• [To be done]: Give a verbatim quotation of every record.

• [Given entries]:
• • •

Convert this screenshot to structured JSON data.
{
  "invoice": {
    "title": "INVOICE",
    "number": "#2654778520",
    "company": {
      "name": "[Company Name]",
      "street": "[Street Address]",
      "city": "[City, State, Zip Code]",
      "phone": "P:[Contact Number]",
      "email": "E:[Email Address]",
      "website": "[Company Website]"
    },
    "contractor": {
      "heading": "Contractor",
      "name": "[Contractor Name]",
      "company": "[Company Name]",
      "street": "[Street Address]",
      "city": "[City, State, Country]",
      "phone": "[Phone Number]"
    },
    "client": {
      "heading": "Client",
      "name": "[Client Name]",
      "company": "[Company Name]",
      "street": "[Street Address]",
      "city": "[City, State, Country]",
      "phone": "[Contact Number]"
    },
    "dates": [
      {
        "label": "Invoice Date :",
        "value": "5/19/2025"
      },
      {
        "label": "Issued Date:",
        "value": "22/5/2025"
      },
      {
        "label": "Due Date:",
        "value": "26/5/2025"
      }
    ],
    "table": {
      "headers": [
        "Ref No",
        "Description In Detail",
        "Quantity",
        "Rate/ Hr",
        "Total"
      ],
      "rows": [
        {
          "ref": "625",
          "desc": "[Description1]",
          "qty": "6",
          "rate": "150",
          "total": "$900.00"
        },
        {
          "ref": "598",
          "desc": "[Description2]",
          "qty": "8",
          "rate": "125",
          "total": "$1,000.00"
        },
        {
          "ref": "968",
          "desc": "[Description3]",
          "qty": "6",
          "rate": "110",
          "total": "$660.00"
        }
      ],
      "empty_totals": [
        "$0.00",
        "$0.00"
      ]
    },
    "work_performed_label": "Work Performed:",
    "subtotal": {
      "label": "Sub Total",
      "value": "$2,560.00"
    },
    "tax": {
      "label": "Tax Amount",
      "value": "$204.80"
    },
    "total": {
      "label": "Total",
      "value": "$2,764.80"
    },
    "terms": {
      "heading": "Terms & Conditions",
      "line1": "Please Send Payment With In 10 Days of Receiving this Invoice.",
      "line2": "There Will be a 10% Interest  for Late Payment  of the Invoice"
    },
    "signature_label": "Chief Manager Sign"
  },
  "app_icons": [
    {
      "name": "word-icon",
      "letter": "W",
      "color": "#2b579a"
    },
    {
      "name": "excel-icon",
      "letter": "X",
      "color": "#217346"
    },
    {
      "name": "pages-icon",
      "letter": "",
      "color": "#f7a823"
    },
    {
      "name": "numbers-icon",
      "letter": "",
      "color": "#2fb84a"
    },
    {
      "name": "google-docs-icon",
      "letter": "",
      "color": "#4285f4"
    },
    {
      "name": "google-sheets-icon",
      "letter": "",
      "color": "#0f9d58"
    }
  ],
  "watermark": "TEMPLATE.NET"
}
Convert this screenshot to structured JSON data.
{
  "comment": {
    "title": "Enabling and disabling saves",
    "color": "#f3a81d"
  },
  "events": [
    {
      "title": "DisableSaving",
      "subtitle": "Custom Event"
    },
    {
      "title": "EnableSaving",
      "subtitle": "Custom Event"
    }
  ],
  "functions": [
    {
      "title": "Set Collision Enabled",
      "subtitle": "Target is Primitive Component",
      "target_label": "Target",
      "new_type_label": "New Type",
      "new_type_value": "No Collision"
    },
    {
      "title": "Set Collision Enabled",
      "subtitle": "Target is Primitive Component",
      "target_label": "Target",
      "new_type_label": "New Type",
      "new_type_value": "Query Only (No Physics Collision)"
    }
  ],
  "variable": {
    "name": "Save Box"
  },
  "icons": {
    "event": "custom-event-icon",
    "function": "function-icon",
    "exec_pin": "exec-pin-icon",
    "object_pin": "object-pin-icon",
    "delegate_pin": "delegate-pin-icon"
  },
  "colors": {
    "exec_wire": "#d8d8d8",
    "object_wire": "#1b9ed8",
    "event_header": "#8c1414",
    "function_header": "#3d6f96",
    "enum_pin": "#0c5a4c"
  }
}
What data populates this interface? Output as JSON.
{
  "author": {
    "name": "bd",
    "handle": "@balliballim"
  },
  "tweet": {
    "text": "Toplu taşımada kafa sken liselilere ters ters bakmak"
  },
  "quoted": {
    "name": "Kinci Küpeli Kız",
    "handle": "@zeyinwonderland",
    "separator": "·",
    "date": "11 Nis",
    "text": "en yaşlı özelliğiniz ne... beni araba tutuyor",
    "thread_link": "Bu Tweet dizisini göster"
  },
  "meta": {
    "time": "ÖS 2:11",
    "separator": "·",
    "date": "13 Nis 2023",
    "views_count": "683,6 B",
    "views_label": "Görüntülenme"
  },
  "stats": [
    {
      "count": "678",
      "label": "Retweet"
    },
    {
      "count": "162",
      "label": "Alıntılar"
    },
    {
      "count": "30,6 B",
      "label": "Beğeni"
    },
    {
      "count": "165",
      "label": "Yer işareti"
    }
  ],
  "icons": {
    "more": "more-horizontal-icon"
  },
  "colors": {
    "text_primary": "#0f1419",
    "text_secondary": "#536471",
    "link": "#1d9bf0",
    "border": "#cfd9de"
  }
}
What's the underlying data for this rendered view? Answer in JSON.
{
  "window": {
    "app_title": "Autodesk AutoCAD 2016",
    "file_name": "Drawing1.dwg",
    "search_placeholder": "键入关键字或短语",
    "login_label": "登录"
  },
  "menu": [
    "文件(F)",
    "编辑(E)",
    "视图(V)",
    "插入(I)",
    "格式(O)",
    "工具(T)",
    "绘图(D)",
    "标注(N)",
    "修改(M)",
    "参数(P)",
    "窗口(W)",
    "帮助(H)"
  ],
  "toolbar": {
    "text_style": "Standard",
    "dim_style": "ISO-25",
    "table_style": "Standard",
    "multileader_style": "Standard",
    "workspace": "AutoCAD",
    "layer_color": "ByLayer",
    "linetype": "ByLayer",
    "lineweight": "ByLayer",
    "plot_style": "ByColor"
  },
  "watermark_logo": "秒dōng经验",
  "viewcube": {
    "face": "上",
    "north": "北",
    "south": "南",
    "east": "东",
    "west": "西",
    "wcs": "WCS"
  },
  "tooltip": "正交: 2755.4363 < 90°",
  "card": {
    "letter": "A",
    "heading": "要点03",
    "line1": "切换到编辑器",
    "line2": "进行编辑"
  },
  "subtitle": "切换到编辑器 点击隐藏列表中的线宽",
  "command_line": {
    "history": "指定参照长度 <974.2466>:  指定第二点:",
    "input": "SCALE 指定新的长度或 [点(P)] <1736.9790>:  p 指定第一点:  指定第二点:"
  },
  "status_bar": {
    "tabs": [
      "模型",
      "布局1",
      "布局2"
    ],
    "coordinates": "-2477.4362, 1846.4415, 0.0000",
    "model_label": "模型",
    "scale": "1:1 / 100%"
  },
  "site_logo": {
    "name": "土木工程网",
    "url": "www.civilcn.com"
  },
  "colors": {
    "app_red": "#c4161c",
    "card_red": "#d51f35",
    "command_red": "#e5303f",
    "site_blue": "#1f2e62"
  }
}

• • •

• [Response]:
Convert this screenshot to structured JSON data.
{
  "invoice": {
    "title": "INVOICE",
    "number": "#2654778520",
    "company": {
      "name": "[Company Name]",
      "street": "[Street Address]",
      "city": "[City, State, Zip Code]",
      "phone": "P:[Contact Number]",
      "email": "E:[Email Address]",
      "website": "[Company Website]"
    },
    "contractor": {
      "heading": "Contractor",
      "name": "[Contractor Name]",
      "company": "[Company Name]",
      "street": "[Street Address]",
      "city": "[City, State, Country]",
      "phone": "[Phone Number]"
    },
    "client": {
      "heading": "Client",
      "name": "[Client Name]",
      "company": "[Company Name]",
      "street": "[Street Address]",
      "city": "[City, State, Country]",
      "phone": "[Contact Number]"
    },
    "dates": [
      {
        "label": "Invoice Date :",
        "value": "5/19/2025"
      },
      {
        "label": "Issued Date:",
        "value": "22/5/2025"
      },
      {
        "label": "Due Date:",
        "value": "26/5/2025"
      }
    ],
    "table": {
      "headers": [
        "Ref No",
        "Description In Detail",
        "Quantity",
        "Rate/ Hr",
        "Total"
      ],
      "rows": [
        {
          "ref": "625",
          "desc": "[Description1]",
          "qty": "6",
          "rate": "150",
          "total": "$900.00"
        },
        {
          "ref": "598",
          "desc": "[Description2]",
          "qty": "8",
          "rate": "125",
          "total": "$1,000.00"
        },
        {
          "ref": "968",
          "desc": "[Description3]",
          "qty": "6",
          "rate": "110",
          "total": "$660.00"
        }
      ],
      "empty_totals": [
        "$0.00",
        "$0.00"
      ]
    },
    "work_performed_label": "Work Performed:",
    "subtotal": {
      "label": "Sub Total",
      "value": "$2,560.00"
    },
    "tax": {
      "label": "Tax Amount",
      "value": "$204.80"
    },
    "total": {
      "label": "Total",
      "value": "$2,764.80"
    },
    "terms": {
      "heading": "Terms & Conditions",
      "line1": "Please Send Payment With In 10 Days of Receiving this Invoice.",
      "line2": "There Will be a 10% Interest  for Late Payment  of the Invoice"
    },
    "signature_label": "Chief Manager Sign"
  },
  "app_icons": [
    {
      "name": "word-icon",
      "letter": "W",
      "color": "#2b579a"
    },
    {
      "name": "excel-icon",
      "letter": "X",
      "color": "#217346"
    },
    {
      "name": "pages-icon",
      "letter": "",
      "color": "#f7a823"
    },
    {
      "name": "numbers-icon",
      "letter": "",
      "color": "#2fb84a"
    },
    {
      "name": "google-docs-icon",
      "letter": "",
      "color": "#4285f4"
    },
    {
      "name": "google-sheets-icon",
      "letter": "",
      "color": "#0f9d58"
    }
  ],
  "watermark": "TEMPLATE.NET"
}
Convert this screenshot to structured JSON data.
{
  "comment": {
    "title": "Enabling and disabling saves",
    "color": "#f3a81d"
  },
  "events": [
    {
      "title": "DisableSaving",
      "subtitle": "Custom Event"
    },
    {
      "title": "EnableSaving",
      "subtitle": "Custom Event"
    }
  ],
  "functions": [
    {
      "title": "Set Collision Enabled",
      "subtitle": "Target is Primitive Component",
      "target_label": "Target",
      "new_type_label": "New Type",
      "new_type_value": "No Collision"
    },
    {
      "title": "Set Collision Enabled",
      "subtitle": "Target is Primitive Component",
      "target_label": "Target",
      "new_type_label": "New Type",
      "new_type_value": "Query Only (No Physics Collision)"
    }
  ],
  "variable": {
    "name": "Save Box"
  },
  "icons": {
    "event": "custom-event-icon",
    "function": "function-icon",
    "exec_pin": "exec-pin-icon",
    "object_pin": "object-pin-icon",
    "delegate_pin": "delegate-pin-icon"
  },
  "colors": {
    "exec_wire": "#d8d8d8",
    "object_wire": "#1b9ed8",
    "event_header": "#8c1414",
    "function_header": "#3d6f96",
    "enum_pin": "#0c5a4c"
  }
}
What data populates this interface? Output as JSON.
{
  "author": {
    "name": "bd",
    "handle": "@balliballim"
  },
  "tweet": {
    "text": "Toplu taşımada kafa sken liselilere ters ters bakmak"
  },
  "quoted": {
    "name": "Kinci Küpeli Kız",
    "handle": "@zeyinwonderland",
    "separator": "·",
    "date": "11 Nis",
    "text": "en yaşlı özelliğiniz ne... beni araba tutuyor",
    "thread_link": "Bu Tweet dizisini göster"
  },
  "meta": {
    "time": "ÖS 2:11",
    "separator": "·",
    "date": "13 Nis 2023",
    "views_count": "683,6 B",
    "views_label": "Görüntülenme"
  },
  "stats": [
    {
      "count": "678",
      "label": "Retweet"
    },
    {
      "count": "162",
      "label": "Alıntılar"
    },
    {
      "count": "30,6 B",
      "label": "Beğeni"
    },
    {
      "count": "165",
      "label": "Yer işareti"
    }
  ],
  "icons": {
    "more": "more-horizontal-icon"
  },
  "colors": {
    "text_primary": "#0f1419",
    "text_secondary": "#536471",
    "link": "#1d9bf0",
    "border": "#cfd9de"
  }
}
What's the underlying data for this rendered view? Answer in JSON.
{
  "window": {
    "app_title": "Autodesk AutoCAD 2016",
    "file_name": "Drawing1.dwg",
    "search_placeholder": "键入关键字或短语",
    "login_label": "登录"
  },
  "menu": [
    "文件(F)",
    "编辑(E)",
    "视图(V)",
    "插入(I)",
    "格式(O)",
    "工具(T)",
    "绘图(D)",
    "标注(N)",
    "修改(M)",
    "参数(P)",
    "窗口(W)",
    "帮助(H)"
  ],
  "toolbar": {
    "text_style": "Standard",
    "dim_style": "ISO-25",
    "table_style": "Standard",
    "multileader_style": "Standard",
    "workspace": "AutoCAD",
    "layer_color": "ByLayer",
    "linetype": "ByLayer",
    "lineweight": "ByLayer",
    "plot_style": "ByColor"
  },
  "watermark_logo": "秒dōng经验",
  "viewcube": {
    "face": "上",
    "north": "北",
    "south": "南",
    "east": "东",
    "west": "西",
    "wcs": "WCS"
  },
  "tooltip": "正交: 2755.4363 < 90°",
  "card": {
    "letter": "A",
    "heading": "要点03",
    "line1": "切换到编辑器",
    "line2": "进行编辑"
  },
  "subtitle": "切换到编辑器 点击隐藏列表中的线宽",
  "command_line": {
    "history": "指定参照长度 <974.2466>:  指定第二点:",
    "input": "SCALE 指定新的长度或 [点(P)] <1736.9790>:  p 指定第一点:  指定第二点:"
  },
  "status_bar": {
    "tabs": [
      "模型",
      "布局1",
      "布局2"
    ],
    "coordinates": "-2477.4362, 1846.4415, 0.0000",
    "model_label": "模型",
    "scale": "1:1 / 100%"
  },
  "site_logo": {
    "name": "土木工程网",
    "url": "www.civilcn.com"
  },
  "colors": {
    "app_red": "#c4161c",
    "card_red": "#d51f35",
    "command_red": "#e5303f",
    "site_blue": "#1f2e62"
  }
}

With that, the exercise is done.